Please return the data that follows precisely as written, but without the images.

DATA TO USE Block Start

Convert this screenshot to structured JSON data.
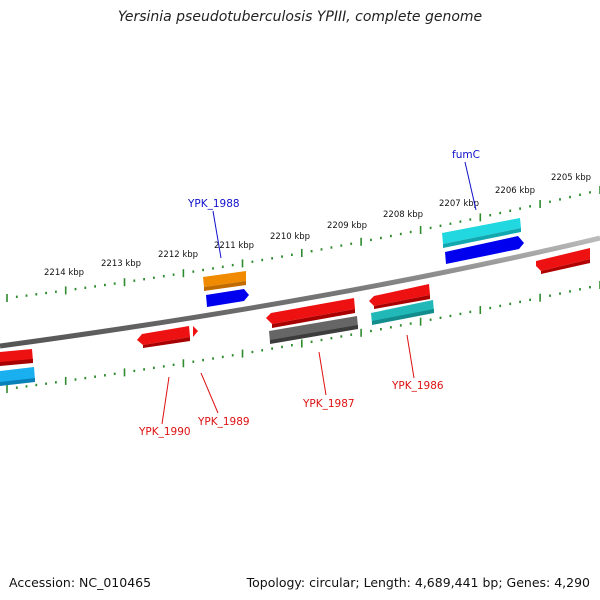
{
  "title": "Yersinia pseudotuberculosis YPIII, complete genome",
  "footer": {
    "accession": "Accession: NC_010465",
    "info": "Topology: circular; Length: 4,689,441 bp; Genes: 4,290"
  },
  "ruler": {
    "unit": "kbp",
    "labels": [
      "2214 kbp",
      "2213 kbp",
      "2212 kbp",
      "2211 kbp",
      "2210 kbp",
      "2209 kbp",
      "2208 kbp",
      "2207 kbp",
      "2206 kbp",
      "2205 kbp"
    ]
  },
  "colors": {
    "backbone": "#888888",
    "ruler": "#2e8b2e",
    "gene_red": "#ee1111",
    "gene_blue": "#0000ee",
    "gene_cyan": "#22d8e0",
    "gene_teal": "#22b8b8",
    "gene_orange": "#f08a00",
    "gene_gray": "#666666",
    "gene_skyblue": "#1ab0f0",
    "label_red": "#dd1111",
    "label_blue": "#1111cc"
  },
  "gene_labels": [
    {
      "id": "fumC",
      "text": "fumC",
      "color": "label_blue"
    },
    {
      "id": "ypk1988",
      "text": "YPK_1988",
      "color": "label_blue"
    },
    {
      "id": "ypk1990",
      "text": "YPK_1990",
      "color": "label_red"
    },
    {
      "id": "ypk1989",
      "text": "YPK_1989",
      "color": "label_red"
    },
    {
      "id": "ypk1987",
      "text": "YPK_1987",
      "color": "label_red"
    },
    {
      "id": "ypk1986",
      "text": "YPK_1986",
      "color": "label_red"
    }
  ]
}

DATA TO USE Block End

| SOLUTION TO THIS EXERCISE |
Convert this screenshot to structured JSON data.
{
  "title": "Yersinia pseudotuberculosis YPIII, complete genome",
  "footer": {
    "accession": "Accession: NC_010465",
    "info": "Topology: circular; Length: 4,689,441 bp; Genes: 4,290"
  },
  "ruler": {
    "unit": "kbp",
    "labels": [
      "2214 kbp",
      "2213 kbp",
      "2212 kbp",
      "2211 kbp",
      "2210 kbp",
      "2209 kbp",
      "2208 kbp",
      "2207 kbp",
      "2206 kbp",
      "2205 kbp"
    ]
  },
  "colors": {
    "backbone": "#888888",
    "ruler": "#2e8b2e",
    "gene_red": "#ee1111",
    "gene_blue": "#0000ee",
    "gene_cyan": "#22d8e0",
    "gene_teal": "#22b8b8",
    "gene_orange": "#f08a00",
    "gene_gray": "#666666",
    "gene_skyblue": "#1ab0f0",
    "label_red": "#dd1111",
    "label_blue": "#1111cc"
  },
  "gene_labels": [
    {
      "id": "fumC",
      "text": "fumC",
      "color": "label_blue"
    },
    {
      "id": "ypk1988",
      "text": "YPK_1988",
      "color": "label_blue"
    },
    {
      "id": "ypk1990",
      "text": "YPK_1990",
      "color": "label_red"
    },
    {
      "id": "ypk1989",
      "text": "YPK_1989",
      "color": "label_red"
    },
    {
      "id": "ypk1987",
      "text": "YPK_1987",
      "color": "label_red"
    },
    {
      "id": "ypk1986",
      "text": "YPK_1986",
      "color": "label_red"
    }
  ]
}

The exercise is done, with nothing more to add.